* [To be done]
Check each line of the records below and collect those holding "الدرالمختار".

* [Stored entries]
begin

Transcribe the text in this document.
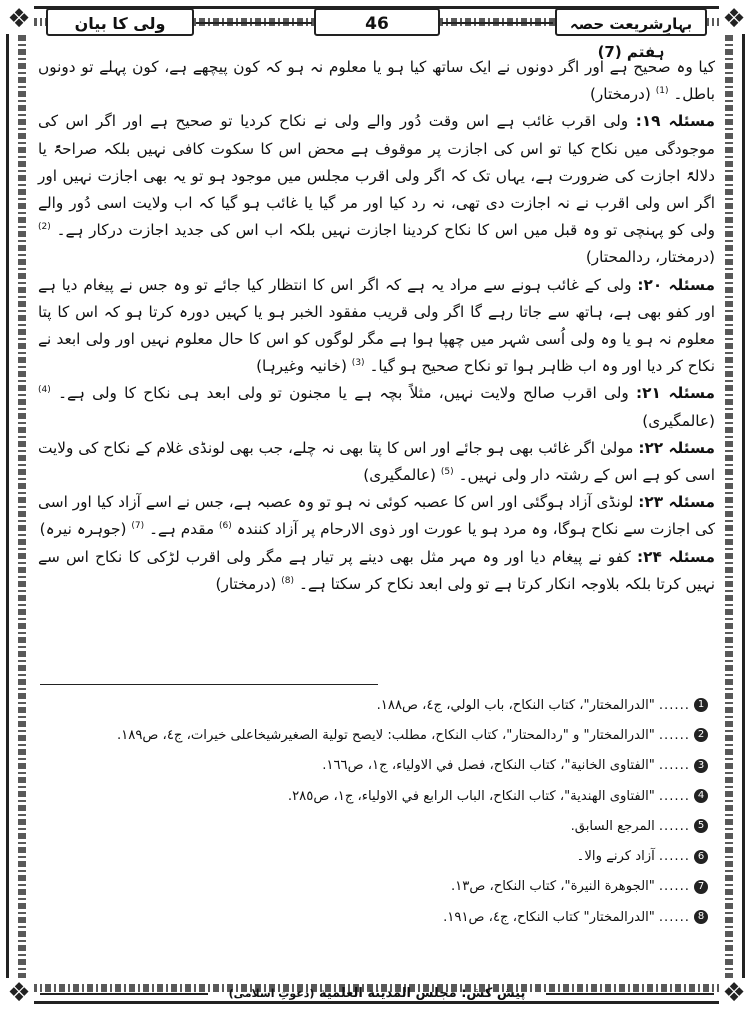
❖	❖
❖	❖
ولی کا بیان	46	بہارِشریعت حصہ ہفتم (7)

کیا وہ صحیح ہے اور اگر دونوں نے ایک ساتھ کیا ہو یا معلوم نہ ہو کہ کون پیچھے ہے، کون پہلے تو دونوں باطل۔ $^{(1)}$ (درمختار)

مسئلہ ۱۹: ولی اقرب غائب ہے اس وقت دُور والے ولی نے نکاح کردیا تو صحیح ہے اور اگر اس کی موجودگی میں نکاح کیا تو اس کی اجازت پر موقوف ہے محض اس کا سکوت کافی نہیں بلکہ صراحۃً یا دلالۃً اجازت کی ضرورت ہے، یہاں تک کہ اگر ولی اقرب مجلس میں موجود ہو تو یہ بھی اجازت نہیں اور اگر اس ولی اقرب نے نہ اجازت دی تھی، نہ رد کیا اور مر گیا یا غائب ہو گیا کہ اب ولایت اسی دُور والے ولی کو پہنچی تو وہ قبل میں اس کا نکاح کردینا اجازت نہیں بلکہ اب اس کی جدید اجازت درکار ہے۔ $^{(2)}$ (درمختار، ردالمحتار)

مسئلہ ۲۰: ولی کے غائب ہونے سے مراد یہ ہے کہ اگر اس کا انتظار کیا جائے تو وہ جس نے پیغام دیا ہے اور کفو بھی ہے، ہاتھ سے جاتا رہے گا اگر ولی قریب مفقود الخبر ہو یا کہیں دورہ کرتا ہو کہ اس کا پتا معلوم نہ ہو یا وہ ولی اُسی شہر میں چھپا ہوا ہے مگر لوگوں کو اس کا حال معلوم نہیں اور ولی ابعد نے نکاح کر دیا اور وہ اب ظاہر ہوا تو نکاح صحیح ہو گیا۔ $^{(3)}$ (خانیہ وغیرہا)

مسئلہ ۲۱: ولی اقرب صالح ولایت نہیں، مثلاً بچہ ہے یا مجنون تو ولی ابعد ہی نکاح کا ولی ہے۔ $^{(4)}$ (عالمگیری)

مسئلہ ۲۲: مولیٰ اگر غائب بھی ہو جائے اور اس کا پتا بھی نہ چلے، جب بھی لونڈی غلام کے نکاح کی ولایت اسی کو ہے اس کے رشتہ دار ولی نہیں۔ $^{(5)}$ (عالمگیری)

مسئلہ ۲۳: لونڈی آزاد ہوگئی اور اس کا عصبہ کوئی نہ ہو تو وہ عصبہ ہے، جس نے اسے آزاد کیا اور اسی کی اجازت سے نکاح ہوگا، وہ مرد ہو یا عورت اور ذوی الارحام پر آزاد کنندہ $^{(6)}$ مقدم ہے۔ $^{(7)}$ (جوہرہ نیرہ)

مسئلہ ۲۴: کفو نے پیغام دیا اور وہ مہر مثل بھی دینے پر تیار ہے مگر ولی اقرب لڑکی کا نکاح اس سے نہیں کرتا بلکہ بلاوجہ انکار کرتا ہے تو ولی ابعد نکاح کر سکتا ہے۔ $^{(8)}$ (درمختار)

1
......
"الدرالمختار"، كتاب النكاح، باب الولي، ج٤، ص١٨٨.
2
......
"الدرالمختار" و "ردالمحتار"، كتاب النكاح، مطلب: لايصح تولية الصغيرشيخاعلى خيرات، ج٤، ص١٨٩.
3
......
"الفتاوى الخانية"، كتاب النكاح، فصل في الاولياء، ج١، ص١٦٦.
4
......
"الفتاوى الهندية"، كتاب النكاح، الباب الرابع في الاولياء، ج١، ص٢٨٥.
5
......
المرجع السابق.
6
......
آزاد کرنے والا۔
7
......
"الجوهرة النيرة"، كتاب النكاح، ص١٣.
8
......
"الدرالمختار" كتاب النكاح، ج٤، ص١٩١.
پیش کش: مجلس المدينة العلمية (دعوتِ اسلامی)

end

* [Output below]
"الدرالمختار"، كتاب النكاح، باب الولي، ج٤، ص١٨٨.
"الدرالمختار" و "ردالمحتار"، كتاب النكاح، مطلب: لايصح تولية الصغيرشيخاعلى خيرات، ج٤، ص١٨٩.
"الدرالمختار" كتاب النكاح، ج٤، ص١٩١.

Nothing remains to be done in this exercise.